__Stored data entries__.
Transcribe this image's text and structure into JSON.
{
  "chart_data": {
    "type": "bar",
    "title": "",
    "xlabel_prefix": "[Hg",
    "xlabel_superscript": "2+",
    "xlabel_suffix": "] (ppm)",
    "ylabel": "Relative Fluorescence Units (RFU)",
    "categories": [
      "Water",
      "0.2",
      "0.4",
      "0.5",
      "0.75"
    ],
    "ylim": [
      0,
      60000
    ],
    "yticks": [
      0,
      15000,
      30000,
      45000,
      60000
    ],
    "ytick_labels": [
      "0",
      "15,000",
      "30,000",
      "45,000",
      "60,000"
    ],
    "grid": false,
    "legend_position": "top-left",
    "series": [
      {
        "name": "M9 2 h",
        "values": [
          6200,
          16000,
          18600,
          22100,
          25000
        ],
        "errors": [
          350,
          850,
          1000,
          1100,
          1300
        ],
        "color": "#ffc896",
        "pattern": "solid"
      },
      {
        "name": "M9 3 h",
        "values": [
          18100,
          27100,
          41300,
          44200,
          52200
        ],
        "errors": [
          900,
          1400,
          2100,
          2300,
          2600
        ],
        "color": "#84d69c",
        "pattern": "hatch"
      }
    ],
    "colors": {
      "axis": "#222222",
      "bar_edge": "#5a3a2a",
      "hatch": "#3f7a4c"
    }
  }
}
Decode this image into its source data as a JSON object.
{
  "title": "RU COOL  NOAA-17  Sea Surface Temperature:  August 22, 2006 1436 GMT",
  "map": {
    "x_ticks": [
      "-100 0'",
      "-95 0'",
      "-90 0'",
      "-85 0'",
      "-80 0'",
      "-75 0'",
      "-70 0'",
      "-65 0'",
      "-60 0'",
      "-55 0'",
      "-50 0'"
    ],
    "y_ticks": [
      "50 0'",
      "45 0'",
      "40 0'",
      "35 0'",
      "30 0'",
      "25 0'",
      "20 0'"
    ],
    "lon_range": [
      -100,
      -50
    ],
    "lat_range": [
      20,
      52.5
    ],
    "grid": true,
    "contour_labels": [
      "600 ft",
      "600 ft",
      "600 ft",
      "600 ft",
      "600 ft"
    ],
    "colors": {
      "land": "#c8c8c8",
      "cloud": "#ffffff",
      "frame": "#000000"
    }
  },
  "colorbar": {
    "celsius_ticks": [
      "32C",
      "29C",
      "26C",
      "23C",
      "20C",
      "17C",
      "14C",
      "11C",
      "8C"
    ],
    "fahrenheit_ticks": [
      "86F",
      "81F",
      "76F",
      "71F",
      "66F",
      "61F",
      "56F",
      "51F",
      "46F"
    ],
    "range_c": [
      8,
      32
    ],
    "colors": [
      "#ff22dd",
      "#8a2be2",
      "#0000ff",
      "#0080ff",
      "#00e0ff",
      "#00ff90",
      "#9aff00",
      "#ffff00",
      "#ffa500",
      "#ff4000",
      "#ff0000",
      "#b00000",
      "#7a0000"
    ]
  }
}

__Stated exercise__. Using the records above, select and copy every line that has the word "image".

__The reply__.
Transcribe this image's text and structure into JSON.
Decode this image into its source data as a JSON object.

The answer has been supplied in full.